▸ WHAT THE EXERCISE ASKS:
Reproduce each line of the material precisely.

▸ GIVEN DATA:
┄┄┄┄┄┄
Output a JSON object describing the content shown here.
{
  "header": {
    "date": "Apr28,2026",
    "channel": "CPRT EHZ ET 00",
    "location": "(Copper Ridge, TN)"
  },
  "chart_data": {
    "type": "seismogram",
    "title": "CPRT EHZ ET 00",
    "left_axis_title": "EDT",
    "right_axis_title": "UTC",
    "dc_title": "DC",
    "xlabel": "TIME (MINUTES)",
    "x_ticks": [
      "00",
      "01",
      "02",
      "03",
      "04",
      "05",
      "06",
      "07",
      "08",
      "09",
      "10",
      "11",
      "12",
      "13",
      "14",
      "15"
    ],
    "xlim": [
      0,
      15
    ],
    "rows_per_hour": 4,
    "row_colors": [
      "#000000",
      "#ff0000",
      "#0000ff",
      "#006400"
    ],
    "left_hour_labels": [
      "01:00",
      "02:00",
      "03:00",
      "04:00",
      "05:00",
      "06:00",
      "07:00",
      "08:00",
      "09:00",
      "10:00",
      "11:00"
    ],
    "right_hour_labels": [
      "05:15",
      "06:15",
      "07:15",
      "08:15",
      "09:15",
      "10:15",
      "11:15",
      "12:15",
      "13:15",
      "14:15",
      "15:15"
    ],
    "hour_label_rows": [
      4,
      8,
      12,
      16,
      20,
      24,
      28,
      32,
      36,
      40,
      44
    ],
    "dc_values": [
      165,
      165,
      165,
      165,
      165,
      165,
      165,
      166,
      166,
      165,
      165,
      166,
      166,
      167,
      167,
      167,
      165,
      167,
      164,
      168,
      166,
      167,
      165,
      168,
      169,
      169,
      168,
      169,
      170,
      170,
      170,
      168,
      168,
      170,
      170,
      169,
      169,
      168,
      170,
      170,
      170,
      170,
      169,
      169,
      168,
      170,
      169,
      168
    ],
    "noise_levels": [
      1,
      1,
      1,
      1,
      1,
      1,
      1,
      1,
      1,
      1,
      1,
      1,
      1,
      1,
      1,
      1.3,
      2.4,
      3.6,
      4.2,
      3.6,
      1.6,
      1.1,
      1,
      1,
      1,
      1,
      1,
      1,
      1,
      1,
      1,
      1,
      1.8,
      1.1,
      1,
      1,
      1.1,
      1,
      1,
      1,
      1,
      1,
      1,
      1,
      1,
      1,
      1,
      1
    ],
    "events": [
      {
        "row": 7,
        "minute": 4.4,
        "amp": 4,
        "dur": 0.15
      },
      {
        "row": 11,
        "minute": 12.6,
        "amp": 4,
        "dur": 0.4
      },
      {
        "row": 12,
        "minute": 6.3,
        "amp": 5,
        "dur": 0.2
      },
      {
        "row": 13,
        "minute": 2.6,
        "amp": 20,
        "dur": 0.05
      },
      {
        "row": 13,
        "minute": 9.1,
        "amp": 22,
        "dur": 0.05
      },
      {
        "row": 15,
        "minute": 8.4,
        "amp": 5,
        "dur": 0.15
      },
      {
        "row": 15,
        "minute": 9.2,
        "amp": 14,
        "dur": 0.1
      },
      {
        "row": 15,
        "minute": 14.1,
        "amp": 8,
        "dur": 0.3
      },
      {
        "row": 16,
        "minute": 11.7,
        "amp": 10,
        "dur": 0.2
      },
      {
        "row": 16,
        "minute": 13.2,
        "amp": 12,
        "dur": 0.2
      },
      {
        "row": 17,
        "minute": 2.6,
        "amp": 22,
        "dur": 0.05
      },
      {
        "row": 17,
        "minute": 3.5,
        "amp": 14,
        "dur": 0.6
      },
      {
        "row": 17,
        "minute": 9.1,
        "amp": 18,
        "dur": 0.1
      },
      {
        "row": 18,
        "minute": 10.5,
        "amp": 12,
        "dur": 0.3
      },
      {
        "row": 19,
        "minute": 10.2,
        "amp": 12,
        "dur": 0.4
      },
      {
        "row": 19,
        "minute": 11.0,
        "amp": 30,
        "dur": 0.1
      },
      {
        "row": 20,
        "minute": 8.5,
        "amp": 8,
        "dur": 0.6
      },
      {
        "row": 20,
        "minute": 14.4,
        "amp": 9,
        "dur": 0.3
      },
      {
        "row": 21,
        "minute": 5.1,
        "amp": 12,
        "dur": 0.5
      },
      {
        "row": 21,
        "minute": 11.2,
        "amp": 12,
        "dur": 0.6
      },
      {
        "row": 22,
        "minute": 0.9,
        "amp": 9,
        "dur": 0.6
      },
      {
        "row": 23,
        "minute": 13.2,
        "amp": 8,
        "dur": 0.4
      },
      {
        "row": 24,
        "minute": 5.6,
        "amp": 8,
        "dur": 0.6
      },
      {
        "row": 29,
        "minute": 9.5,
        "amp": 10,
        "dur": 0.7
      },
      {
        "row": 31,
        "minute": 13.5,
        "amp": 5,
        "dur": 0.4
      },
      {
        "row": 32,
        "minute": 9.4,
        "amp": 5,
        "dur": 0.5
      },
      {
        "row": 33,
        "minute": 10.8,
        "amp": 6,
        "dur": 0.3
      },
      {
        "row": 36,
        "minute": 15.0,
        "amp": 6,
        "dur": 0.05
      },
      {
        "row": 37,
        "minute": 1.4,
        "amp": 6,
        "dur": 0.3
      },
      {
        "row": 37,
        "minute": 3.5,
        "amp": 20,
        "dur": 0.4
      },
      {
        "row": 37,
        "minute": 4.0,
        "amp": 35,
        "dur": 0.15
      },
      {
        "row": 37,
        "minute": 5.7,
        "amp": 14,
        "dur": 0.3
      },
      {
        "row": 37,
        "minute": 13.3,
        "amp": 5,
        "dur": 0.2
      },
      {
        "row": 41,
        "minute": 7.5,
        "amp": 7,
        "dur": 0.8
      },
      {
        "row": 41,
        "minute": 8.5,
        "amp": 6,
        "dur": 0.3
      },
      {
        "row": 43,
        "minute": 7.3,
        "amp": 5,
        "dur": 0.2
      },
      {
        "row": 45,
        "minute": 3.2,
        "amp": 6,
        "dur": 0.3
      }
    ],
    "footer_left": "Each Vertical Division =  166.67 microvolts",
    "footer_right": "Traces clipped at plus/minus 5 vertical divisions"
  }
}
┄┄┄┄┄┄
▸ RESPONSE TO THE TASK:
Output a JSON object describing the content shown here.
{
  "header": {
    "date": "Apr28,2026",
    "channel": "CPRT EHZ ET 00",
    "location": "(Copper Ridge, TN)"
  },
  "chart_data": {
    "type": "seismogram",
    "title": "CPRT EHZ ET 00",
    "left_axis_title": "EDT",
    "right_axis_title": "UTC",
    "dc_title": "DC",
    "xlabel": "TIME (MINUTES)",
    "x_ticks": [
      "00",
      "01",
      "02",
      "03",
      "04",
      "05",
      "06",
      "07",
      "08",
      "09",
      "10",
      "11",
      "12",
      "13",
      "14",
      "15"
    ],
    "xlim": [
      0,
      15
    ],
    "rows_per_hour": 4,
    "row_colors": [
      "#000000",
      "#ff0000",
      "#0000ff",
      "#006400"
    ],
    "left_hour_labels": [
      "01:00",
      "02:00",
      "03:00",
      "04:00",
      "05:00",
      "06:00",
      "07:00",
      "08:00",
      "09:00",
      "10:00",
      "11:00"
    ],
    "right_hour_labels": [
      "05:15",
      "06:15",
      "07:15",
      "08:15",
      "09:15",
      "10:15",
      "11:15",
      "12:15",
      "13:15",
      "14:15",
      "15:15"
    ],
    "hour_label_rows": [
      4,
      8,
      12,
      16,
      20,
      24,
      28,
      32,
      36,
      40,
      44
    ],
    "dc_values": [
      165,
      165,
      165,
      165,
      165,
      165,
      165,
      166,
      166,
      165,
      165,
      166,
      166,
      167,
      167,
      167,
      165,
      167,
      164,
      168,
      166,
      167,
      165,
      168,
      169,
      169,
      168,
      169,
      170,
      170,
      170,
      168,
      168,
      170,
      170,
      169,
      169,
      168,
      170,
      170,
      170,
      170,
      169,
      169,
      168,
      170,
      169,
      168
    ],
    "noise_levels": [
      1,
      1,
      1,
      1,
      1,
      1,
      1,
      1,
      1,
      1,
      1,
      1,
      1,
      1,
      1,
      1.3,
      2.4,
      3.6,
      4.2,
      3.6,
      1.6,
      1.1,
      1,
      1,
      1,
      1,
      1,
      1,
      1,
      1,
      1,
      1,
      1.8,
      1.1,
      1,
      1,
      1.1,
      1,
      1,
      1,
      1,
      1,
      1,
      1,
      1,
      1,
      1,
      1
    ],
    "events": [
      {
        "row": 7,
        "minute": 4.4,
        "amp": 4,
        "dur": 0.15
      },
      {
        "row": 11,
        "minute": 12.6,
        "amp": 4,
        "dur": 0.4
      },
      {
        "row": 12,
        "minute": 6.3,
        "amp": 5,
        "dur": 0.2
      },
      {
        "row": 13,
        "minute": 2.6,
        "amp": 20,
        "dur": 0.05
      },
      {
        "row": 13,
        "minute": 9.1,
        "amp": 22,
        "dur": 0.05
      },
      {
        "row": 15,
        "minute": 8.4,
        "amp": 5,
        "dur": 0.15
      },
      {
        "row": 15,
        "minute": 9.2,
        "amp": 14,
        "dur": 0.1
      },
      {
        "row": 15,
        "minute": 14.1,
        "amp": 8,
        "dur": 0.3
      },
      {
        "row": 16,
        "minute": 11.7,
        "amp": 10,
        "dur": 0.2
      },
      {
        "row": 16,
        "minute": 13.2,
        "amp": 12,
        "dur": 0.2
      },
      {
        "row": 17,
        "minute": 2.6,
        "amp": 22,
        "dur": 0.05
      },
      {
        "row": 17,
        "minute": 3.5,
        "amp": 14,
        "dur": 0.6
      },
      {
        "row": 17,
        "minute": 9.1,
        "amp": 18,
        "dur": 0.1
      },
      {
        "row": 18,
        "minute": 10.5,
        "amp": 12,
        "dur": 0.3
      },
      {
        "row": 19,
        "minute": 10.2,
        "amp": 12,
        "dur": 0.4
      },
      {
        "row": 19,
        "minute": 11.0,
        "amp": 30,
        "dur": 0.1
      },
      {
        "row": 20,
        "minute": 8.5,
        "amp": 8,
        "dur": 0.6
      },
      {
        "row": 20,
        "minute": 14.4,
        "amp": 9,
        "dur": 0.3
      },
      {
        "row": 21,
        "minute": 5.1,
        "amp": 12,
        "dur": 0.5
      },
      {
        "row": 21,
        "minute": 11.2,
        "amp": 12,
        "dur": 0.6
      },
      {
        "row": 22,
        "minute": 0.9,
        "amp": 9,
        "dur": 0.6
      },
      {
        "row": 23,
        "minute": 13.2,
        "amp": 8,
        "dur": 0.4
      },
      {
        "row": 24,
        "minute": 5.6,
        "amp": 8,
        "dur": 0.6
      },
      {
        "row": 29,
        "minute": 9.5,
        "amp": 10,
        "dur": 0.7
      },
      {
        "row": 31,
        "minute": 13.5,
        "amp": 5,
        "dur": 0.4
      },
      {
        "row": 32,
        "minute": 9.4,
        "amp": 5,
        "dur": 0.5
      },
      {
        "row": 33,
        "minute": 10.8,
        "amp": 6,
        "dur": 0.3
      },
      {
        "row": 36,
        "minute": 15.0,
        "amp": 6,
        "dur": 0.05
      },
      {
        "row": 37,
        "minute": 1.4,
        "amp": 6,
        "dur": 0.3
      },
      {
        "row": 37,
        "minute": 3.5,
        "amp": 20,
        "dur": 0.4
      },
      {
        "row": 37,
        "minute": 4.0,
        "amp": 35,
        "dur": 0.15
      },
      {
        "row": 37,
        "minute": 5.7,
        "amp": 14,
        "dur": 0.3
      },
      {
        "row": 37,
        "minute": 13.3,
        "amp": 5,
        "dur": 0.2
      },
      {
        "row": 41,
        "minute": 7.5,
        "amp": 7,
        "dur": 0.8
      },
      {
        "row": 41,
        "minute": 8.5,
        "amp": 6,
        "dur": 0.3
      },
      {
        "row": 43,
        "minute": 7.3,
        "amp": 5,
        "dur": 0.2
      },
      {
        "row": 45,
        "minute": 3.2,
        "amp": 6,
        "dur": 0.3
      }
    ],
    "footer_left": "Each Vertical Division =  166.67 microvolts",
    "footer_right": "Traces clipped at plus/minus 5 vertical divisions"
  }
}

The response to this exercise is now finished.